**To do**
Output the lines that follow exactly as they are.

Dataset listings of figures
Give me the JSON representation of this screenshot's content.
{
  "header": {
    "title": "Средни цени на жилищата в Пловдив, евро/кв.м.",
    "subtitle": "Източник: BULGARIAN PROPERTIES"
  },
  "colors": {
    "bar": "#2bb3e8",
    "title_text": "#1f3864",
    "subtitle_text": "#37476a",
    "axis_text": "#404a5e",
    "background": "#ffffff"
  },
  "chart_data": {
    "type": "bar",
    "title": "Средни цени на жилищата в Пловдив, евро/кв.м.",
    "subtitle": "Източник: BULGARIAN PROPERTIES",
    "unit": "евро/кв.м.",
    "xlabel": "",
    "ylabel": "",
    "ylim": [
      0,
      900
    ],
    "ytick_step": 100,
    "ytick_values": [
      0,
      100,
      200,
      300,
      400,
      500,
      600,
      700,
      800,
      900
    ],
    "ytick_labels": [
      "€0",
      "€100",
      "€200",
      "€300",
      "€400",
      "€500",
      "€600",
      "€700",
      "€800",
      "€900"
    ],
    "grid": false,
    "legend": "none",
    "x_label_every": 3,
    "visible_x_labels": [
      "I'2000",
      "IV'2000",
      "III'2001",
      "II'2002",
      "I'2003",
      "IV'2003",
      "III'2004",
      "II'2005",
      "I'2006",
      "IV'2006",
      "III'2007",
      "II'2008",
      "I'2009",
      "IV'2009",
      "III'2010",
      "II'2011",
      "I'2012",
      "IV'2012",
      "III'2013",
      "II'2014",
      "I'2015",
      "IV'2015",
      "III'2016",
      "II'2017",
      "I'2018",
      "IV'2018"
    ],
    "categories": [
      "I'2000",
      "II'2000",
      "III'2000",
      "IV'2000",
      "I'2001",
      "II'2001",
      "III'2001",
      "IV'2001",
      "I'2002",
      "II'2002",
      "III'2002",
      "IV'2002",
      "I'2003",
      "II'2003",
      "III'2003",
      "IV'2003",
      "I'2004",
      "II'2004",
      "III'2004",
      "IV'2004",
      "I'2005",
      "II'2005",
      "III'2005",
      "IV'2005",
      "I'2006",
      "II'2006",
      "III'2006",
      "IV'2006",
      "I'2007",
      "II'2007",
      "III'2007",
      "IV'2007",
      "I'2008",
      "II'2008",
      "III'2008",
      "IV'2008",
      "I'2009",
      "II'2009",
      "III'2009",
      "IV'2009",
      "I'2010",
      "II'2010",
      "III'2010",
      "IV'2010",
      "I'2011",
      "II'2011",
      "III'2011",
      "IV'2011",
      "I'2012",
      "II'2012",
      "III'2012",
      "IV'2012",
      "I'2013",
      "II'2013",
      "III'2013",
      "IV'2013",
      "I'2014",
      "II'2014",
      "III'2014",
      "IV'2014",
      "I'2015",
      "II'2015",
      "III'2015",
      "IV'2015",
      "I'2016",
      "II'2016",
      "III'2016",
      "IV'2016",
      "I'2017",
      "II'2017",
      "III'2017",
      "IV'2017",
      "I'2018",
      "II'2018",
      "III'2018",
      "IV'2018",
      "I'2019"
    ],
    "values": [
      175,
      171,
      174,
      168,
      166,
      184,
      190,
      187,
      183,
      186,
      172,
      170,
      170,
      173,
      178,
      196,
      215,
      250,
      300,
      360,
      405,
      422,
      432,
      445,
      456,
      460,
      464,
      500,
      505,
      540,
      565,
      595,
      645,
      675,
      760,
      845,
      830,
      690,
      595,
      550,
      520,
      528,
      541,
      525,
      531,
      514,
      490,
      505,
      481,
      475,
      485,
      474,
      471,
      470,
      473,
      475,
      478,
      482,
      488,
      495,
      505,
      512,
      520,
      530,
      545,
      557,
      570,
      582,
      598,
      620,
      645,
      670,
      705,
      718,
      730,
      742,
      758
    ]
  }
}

**Expected answer**
Give me the JSON representation of this screenshot's content.
{
  "header": {
    "title": "Средни цени на жилищата в Пловдив, евро/кв.м.",
    "subtitle": "Източник: BULGARIAN PROPERTIES"
  },
  "colors": {
    "bar": "#2bb3e8",
    "title_text": "#1f3864",
    "subtitle_text": "#37476a",
    "axis_text": "#404a5e",
    "background": "#ffffff"
  },
  "chart_data": {
    "type": "bar",
    "title": "Средни цени на жилищата в Пловдив, евро/кв.м.",
    "subtitle": "Източник: BULGARIAN PROPERTIES",
    "unit": "евро/кв.м.",
    "xlabel": "",
    "ylabel": "",
    "ylim": [
      0,
      900
    ],
    "ytick_step": 100,
    "ytick_values": [
      0,
      100,
      200,
      300,
      400,
      500,
      600,
      700,
      800,
      900
    ],
    "ytick_labels": [
      "€0",
      "€100",
      "€200",
      "€300",
      "€400",
      "€500",
      "€600",
      "€700",
      "€800",
      "€900"
    ],
    "grid": false,
    "legend": "none",
    "x_label_every": 3,
    "visible_x_labels": [
      "I'2000",
      "IV'2000",
      "III'2001",
      "II'2002",
      "I'2003",
      "IV'2003",
      "III'2004",
      "II'2005",
      "I'2006",
      "IV'2006",
      "III'2007",
      "II'2008",
      "I'2009",
      "IV'2009",
      "III'2010",
      "II'2011",
      "I'2012",
      "IV'2012",
      "III'2013",
      "II'2014",
      "I'2015",
      "IV'2015",
      "III'2016",
      "II'2017",
      "I'2018",
      "IV'2018"
    ],
    "categories": [
      "I'2000",
      "II'2000",
      "III'2000",
      "IV'2000",
      "I'2001",
      "II'2001",
      "III'2001",
      "IV'2001",
      "I'2002",
      "II'2002",
      "III'2002",
      "IV'2002",
      "I'2003",
      "II'2003",
      "III'2003",
      "IV'2003",
      "I'2004",
      "II'2004",
      "III'2004",
      "IV'2004",
      "I'2005",
      "II'2005",
      "III'2005",
      "IV'2005",
      "I'2006",
      "II'2006",
      "III'2006",
      "IV'2006",
      "I'2007",
      "II'2007",
      "III'2007",
      "IV'2007",
      "I'2008",
      "II'2008",
      "III'2008",
      "IV'2008",
      "I'2009",
      "II'2009",
      "III'2009",
      "IV'2009",
      "I'2010",
      "II'2010",
      "III'2010",
      "IV'2010",
      "I'2011",
      "II'2011",
      "III'2011",
      "IV'2011",
      "I'2012",
      "II'2012",
      "III'2012",
      "IV'2012",
      "I'2013",
      "II'2013",
      "III'2013",
      "IV'2013",
      "I'2014",
      "II'2014",
      "III'2014",
      "IV'2014",
      "I'2015",
      "II'2015",
      "III'2015",
      "IV'2015",
      "I'2016",
      "II'2016",
      "III'2016",
      "IV'2016",
      "I'2017",
      "II'2017",
      "III'2017",
      "IV'2017",
      "I'2018",
      "II'2018",
      "III'2018",
      "IV'2018",
      "I'2019"
    ],
    "values": [
      175,
      171,
      174,
      168,
      166,
      184,
      190,
      187,
      183,
      186,
      172,
      170,
      170,
      173,
      178,
      196,
      215,
      250,
      300,
      360,
      405,
      422,
      432,
      445,
      456,
      460,
      464,
      500,
      505,
      540,
      565,
      595,
      645,
      675,
      760,
      845,
      830,
      690,
      595,
      550,
      520,
      528,
      541,
      525,
      531,
      514,
      490,
      505,
      481,
      475,
      485,
      474,
      471,
      470,
      473,
      475,
      478,
      482,
      488,
      495,
      505,
      512,
      520,
      530,
      545,
      557,
      570,
      582,
      598,
      620,
      645,
      670,
      705,
      718,
      730,
      742,
      758
    ]
  }
}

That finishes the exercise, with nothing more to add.